_WHAT IS BEING ASKED_
Assemble all lines in which the string "image" appears.

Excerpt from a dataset
● ● ● ● ●
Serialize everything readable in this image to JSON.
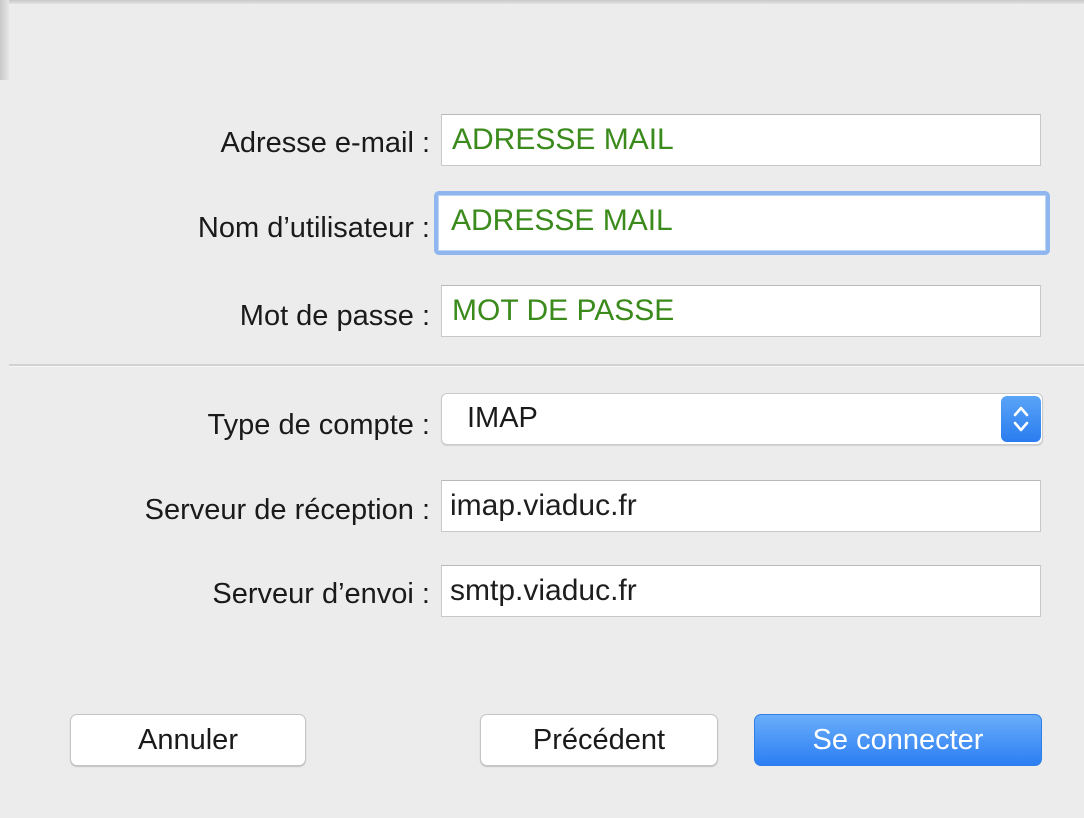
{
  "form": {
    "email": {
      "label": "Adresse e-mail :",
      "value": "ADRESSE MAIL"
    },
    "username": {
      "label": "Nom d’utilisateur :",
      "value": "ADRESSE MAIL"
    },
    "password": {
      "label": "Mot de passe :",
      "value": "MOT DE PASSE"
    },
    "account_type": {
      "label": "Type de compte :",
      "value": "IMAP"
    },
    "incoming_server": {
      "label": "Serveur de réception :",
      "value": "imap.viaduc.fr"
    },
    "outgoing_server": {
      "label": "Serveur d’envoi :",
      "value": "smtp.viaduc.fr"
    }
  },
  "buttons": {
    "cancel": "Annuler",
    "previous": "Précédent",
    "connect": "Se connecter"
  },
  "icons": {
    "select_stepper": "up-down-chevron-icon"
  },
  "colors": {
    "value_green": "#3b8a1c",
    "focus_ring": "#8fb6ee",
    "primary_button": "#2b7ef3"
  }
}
● ● ● ● ●
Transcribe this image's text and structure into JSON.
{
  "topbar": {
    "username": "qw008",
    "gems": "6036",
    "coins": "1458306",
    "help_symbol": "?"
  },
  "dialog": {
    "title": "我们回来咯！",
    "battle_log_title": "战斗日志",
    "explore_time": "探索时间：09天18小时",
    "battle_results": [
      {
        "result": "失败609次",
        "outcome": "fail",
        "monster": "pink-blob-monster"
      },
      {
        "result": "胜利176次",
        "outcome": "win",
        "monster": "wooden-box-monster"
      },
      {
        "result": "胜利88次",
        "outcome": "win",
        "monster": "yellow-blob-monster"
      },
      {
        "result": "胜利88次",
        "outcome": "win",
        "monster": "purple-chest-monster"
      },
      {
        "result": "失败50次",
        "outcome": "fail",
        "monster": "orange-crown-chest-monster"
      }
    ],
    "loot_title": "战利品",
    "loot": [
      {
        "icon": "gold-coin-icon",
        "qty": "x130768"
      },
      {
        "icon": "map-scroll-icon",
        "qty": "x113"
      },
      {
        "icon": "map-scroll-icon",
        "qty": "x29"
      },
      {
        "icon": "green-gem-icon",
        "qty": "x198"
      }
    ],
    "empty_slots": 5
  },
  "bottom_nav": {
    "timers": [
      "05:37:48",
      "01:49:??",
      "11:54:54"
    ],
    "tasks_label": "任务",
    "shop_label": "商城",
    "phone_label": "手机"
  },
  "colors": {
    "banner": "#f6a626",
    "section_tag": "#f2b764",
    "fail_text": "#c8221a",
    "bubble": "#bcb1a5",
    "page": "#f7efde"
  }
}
● ● ● ● ●
_SOLUTION TO THIS EXERCISE_
Serialize everything readable in this image to JSON.
Transcribe this image's text and structure into JSON.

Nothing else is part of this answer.